PROVIDED ENTRIES.
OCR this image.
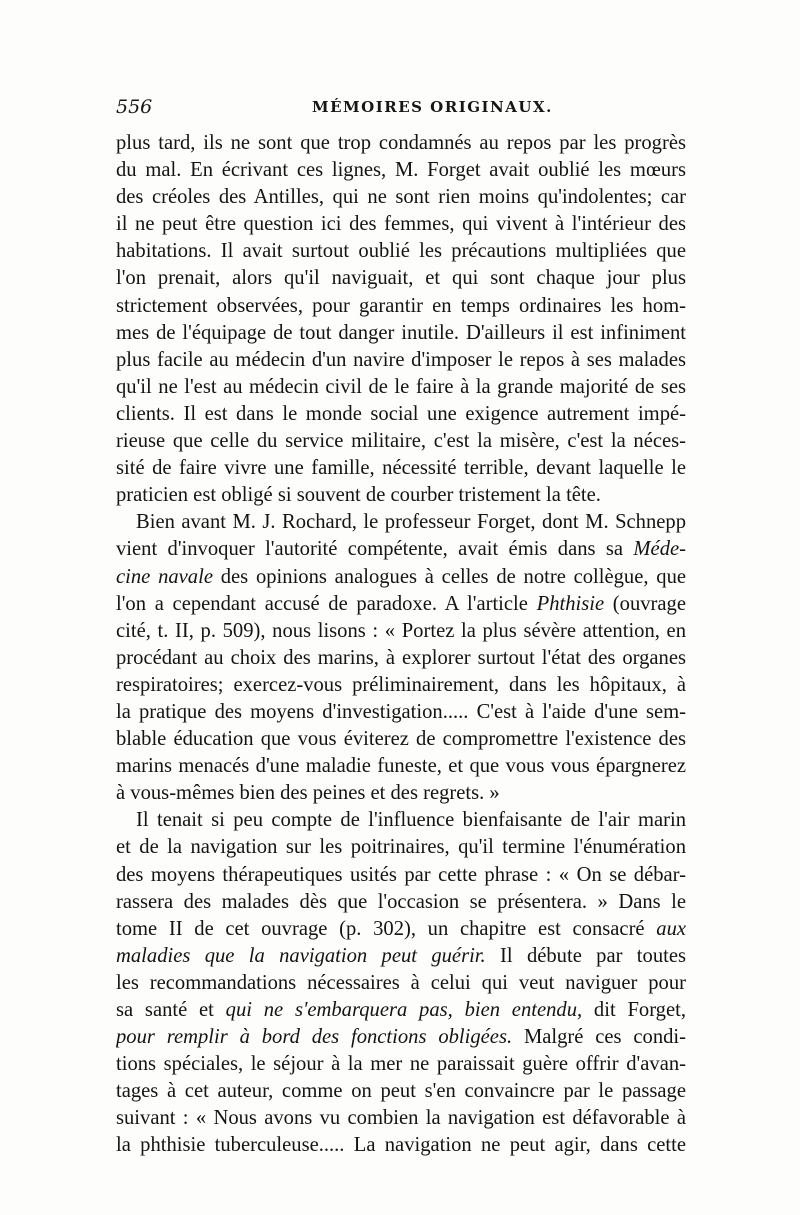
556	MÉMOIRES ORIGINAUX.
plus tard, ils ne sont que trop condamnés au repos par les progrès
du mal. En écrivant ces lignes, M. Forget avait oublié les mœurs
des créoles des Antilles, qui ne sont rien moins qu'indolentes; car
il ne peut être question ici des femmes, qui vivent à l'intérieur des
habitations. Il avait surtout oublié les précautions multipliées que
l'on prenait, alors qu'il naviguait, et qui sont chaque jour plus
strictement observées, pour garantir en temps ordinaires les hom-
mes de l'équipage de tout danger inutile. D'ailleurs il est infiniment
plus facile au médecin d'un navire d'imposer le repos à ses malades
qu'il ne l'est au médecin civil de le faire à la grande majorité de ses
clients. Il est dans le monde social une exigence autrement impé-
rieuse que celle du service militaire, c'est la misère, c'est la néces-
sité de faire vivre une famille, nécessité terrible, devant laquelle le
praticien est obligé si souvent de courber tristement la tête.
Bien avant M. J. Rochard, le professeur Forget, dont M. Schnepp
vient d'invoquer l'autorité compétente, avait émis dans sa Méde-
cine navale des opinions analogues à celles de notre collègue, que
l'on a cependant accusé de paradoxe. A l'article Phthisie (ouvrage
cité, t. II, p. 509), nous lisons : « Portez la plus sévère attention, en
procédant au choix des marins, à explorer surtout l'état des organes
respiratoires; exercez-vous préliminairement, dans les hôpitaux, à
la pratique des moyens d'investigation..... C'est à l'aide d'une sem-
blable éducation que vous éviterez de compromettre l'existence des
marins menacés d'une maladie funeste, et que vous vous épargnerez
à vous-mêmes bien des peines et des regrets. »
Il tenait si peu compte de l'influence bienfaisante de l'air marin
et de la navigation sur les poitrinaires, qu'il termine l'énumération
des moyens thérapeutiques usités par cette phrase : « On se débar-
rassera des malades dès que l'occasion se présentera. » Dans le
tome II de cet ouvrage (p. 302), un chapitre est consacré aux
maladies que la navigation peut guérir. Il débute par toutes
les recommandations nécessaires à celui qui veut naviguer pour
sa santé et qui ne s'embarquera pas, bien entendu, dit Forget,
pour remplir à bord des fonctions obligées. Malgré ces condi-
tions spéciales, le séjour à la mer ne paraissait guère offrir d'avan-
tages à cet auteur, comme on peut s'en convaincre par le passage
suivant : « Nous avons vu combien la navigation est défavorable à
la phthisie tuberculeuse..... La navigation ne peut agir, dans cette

WHAT TO DO.
Select, from the listing, all lines that include the word "pour".

ANSWER TO THIS EXERCISE.
strictement observées, pour garantir en temps ordinaires les hom-
les recommandations nécessaires à celui qui veut naviguer pour
pour remplir à bord des fonctions obligées. Malgré ces condi-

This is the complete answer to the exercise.